Given instruction:
Copy all lines of the listing that include the string "results".

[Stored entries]
>>>

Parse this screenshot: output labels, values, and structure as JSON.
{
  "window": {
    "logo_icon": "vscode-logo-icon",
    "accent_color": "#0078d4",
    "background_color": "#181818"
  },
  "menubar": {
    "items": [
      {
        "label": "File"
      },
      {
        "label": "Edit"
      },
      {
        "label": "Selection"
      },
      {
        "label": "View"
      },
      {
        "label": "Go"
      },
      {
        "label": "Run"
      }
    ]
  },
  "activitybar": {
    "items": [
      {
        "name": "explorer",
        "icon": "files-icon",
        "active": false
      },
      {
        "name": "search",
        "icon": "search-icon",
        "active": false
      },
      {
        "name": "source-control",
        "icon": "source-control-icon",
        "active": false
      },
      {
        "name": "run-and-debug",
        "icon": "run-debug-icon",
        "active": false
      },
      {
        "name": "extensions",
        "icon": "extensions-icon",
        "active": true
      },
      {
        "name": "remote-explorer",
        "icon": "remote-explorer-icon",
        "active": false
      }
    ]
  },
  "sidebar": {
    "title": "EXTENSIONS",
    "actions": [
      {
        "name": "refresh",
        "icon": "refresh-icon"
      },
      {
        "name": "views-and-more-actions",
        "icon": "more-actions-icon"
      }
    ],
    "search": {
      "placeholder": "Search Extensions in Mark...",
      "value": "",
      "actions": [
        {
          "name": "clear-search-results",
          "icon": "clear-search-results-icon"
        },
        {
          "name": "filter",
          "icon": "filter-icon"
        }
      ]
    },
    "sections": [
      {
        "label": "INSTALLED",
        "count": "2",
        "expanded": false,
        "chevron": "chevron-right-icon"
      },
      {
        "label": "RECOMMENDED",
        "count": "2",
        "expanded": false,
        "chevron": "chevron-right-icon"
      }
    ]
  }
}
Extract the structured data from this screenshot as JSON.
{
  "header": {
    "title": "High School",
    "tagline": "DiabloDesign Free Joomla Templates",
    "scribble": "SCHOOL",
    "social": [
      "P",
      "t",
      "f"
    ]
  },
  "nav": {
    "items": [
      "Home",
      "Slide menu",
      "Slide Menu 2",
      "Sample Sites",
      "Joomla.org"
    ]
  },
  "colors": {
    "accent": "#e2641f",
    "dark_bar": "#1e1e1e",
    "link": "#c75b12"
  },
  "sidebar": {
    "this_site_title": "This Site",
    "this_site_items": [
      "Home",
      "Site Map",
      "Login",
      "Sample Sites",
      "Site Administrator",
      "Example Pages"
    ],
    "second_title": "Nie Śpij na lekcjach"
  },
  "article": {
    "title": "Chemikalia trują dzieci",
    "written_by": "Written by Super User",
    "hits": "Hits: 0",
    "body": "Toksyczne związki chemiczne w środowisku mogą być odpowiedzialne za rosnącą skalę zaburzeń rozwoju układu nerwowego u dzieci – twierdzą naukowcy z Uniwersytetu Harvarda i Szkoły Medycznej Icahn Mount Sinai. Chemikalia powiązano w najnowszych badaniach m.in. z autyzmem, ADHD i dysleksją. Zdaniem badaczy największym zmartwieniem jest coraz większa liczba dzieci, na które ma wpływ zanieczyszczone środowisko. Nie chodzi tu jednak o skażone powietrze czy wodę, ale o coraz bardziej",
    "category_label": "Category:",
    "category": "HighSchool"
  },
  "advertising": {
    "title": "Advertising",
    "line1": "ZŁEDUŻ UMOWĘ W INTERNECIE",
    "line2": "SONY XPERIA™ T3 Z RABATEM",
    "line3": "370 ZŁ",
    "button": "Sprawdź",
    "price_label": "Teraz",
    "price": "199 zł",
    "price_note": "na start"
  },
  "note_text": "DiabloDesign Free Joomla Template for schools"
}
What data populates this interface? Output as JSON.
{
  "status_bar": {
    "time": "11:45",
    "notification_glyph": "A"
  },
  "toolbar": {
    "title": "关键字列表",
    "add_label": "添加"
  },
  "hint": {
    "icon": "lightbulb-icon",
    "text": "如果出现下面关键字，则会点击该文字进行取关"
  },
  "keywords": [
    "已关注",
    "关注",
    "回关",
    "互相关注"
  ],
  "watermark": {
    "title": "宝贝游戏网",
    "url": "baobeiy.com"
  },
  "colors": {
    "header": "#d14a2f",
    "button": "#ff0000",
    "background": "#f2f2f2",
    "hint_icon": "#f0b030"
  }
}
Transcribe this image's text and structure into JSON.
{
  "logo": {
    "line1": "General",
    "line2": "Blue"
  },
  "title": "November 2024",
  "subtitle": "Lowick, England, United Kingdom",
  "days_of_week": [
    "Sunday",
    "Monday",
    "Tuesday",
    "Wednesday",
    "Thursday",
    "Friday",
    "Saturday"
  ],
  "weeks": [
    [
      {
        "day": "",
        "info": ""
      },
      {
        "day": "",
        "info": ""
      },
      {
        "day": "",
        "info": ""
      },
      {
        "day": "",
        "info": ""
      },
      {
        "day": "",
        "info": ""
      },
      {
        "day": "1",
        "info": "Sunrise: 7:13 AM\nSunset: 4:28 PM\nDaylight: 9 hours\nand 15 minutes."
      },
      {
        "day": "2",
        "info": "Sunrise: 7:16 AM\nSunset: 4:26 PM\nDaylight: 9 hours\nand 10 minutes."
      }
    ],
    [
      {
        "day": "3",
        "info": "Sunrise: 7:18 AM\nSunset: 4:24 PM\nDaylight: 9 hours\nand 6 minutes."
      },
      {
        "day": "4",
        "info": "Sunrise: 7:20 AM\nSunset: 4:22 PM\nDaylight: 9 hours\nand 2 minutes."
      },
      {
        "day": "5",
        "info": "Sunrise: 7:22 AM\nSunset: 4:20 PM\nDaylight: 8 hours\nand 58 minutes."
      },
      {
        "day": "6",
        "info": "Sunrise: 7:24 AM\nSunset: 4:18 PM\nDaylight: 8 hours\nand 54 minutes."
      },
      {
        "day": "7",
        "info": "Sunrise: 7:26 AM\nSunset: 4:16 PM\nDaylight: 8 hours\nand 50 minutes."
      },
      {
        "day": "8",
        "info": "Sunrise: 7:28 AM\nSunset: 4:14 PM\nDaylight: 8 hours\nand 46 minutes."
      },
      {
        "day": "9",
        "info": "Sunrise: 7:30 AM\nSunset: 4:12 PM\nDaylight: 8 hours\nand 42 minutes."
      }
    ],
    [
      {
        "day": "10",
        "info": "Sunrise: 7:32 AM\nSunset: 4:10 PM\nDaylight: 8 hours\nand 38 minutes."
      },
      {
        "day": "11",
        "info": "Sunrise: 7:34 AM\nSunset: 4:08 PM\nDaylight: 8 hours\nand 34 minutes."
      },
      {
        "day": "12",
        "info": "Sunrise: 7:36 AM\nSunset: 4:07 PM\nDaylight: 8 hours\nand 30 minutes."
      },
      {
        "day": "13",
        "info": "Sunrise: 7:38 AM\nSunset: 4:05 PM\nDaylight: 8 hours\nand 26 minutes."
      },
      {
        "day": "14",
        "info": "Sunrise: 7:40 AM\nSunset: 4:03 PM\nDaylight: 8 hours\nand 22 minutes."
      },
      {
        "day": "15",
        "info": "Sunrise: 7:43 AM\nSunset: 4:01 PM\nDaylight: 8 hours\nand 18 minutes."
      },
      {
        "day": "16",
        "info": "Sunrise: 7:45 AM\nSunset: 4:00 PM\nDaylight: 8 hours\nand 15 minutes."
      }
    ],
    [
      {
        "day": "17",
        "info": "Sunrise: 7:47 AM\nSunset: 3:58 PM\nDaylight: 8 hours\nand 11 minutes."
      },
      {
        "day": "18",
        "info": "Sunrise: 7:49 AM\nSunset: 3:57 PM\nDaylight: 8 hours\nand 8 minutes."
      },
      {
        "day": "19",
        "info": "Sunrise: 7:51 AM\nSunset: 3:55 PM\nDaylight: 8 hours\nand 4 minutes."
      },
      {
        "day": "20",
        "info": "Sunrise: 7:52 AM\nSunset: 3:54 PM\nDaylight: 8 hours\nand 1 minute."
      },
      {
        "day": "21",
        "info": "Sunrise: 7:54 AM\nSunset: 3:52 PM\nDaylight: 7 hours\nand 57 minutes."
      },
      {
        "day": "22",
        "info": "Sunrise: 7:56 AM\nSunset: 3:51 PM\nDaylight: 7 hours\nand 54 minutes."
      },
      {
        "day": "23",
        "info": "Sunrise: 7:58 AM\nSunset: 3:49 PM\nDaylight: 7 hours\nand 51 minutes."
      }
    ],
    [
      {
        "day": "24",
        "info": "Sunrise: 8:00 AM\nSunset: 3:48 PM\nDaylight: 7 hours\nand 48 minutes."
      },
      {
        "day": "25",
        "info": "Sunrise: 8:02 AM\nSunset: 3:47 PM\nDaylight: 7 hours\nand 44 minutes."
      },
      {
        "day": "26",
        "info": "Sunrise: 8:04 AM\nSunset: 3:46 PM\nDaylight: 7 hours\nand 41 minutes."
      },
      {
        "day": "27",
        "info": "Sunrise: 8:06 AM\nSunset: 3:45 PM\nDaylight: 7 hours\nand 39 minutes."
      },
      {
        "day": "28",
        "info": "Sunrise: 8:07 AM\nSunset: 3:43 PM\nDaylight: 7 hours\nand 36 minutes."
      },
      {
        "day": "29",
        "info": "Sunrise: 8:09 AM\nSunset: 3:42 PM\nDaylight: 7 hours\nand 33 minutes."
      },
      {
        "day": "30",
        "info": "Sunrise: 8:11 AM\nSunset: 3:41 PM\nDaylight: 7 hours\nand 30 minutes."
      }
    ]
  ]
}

<<<

Expected answer:
          "name": "clear-search-results",
          "icon": "clear-search-results-icon"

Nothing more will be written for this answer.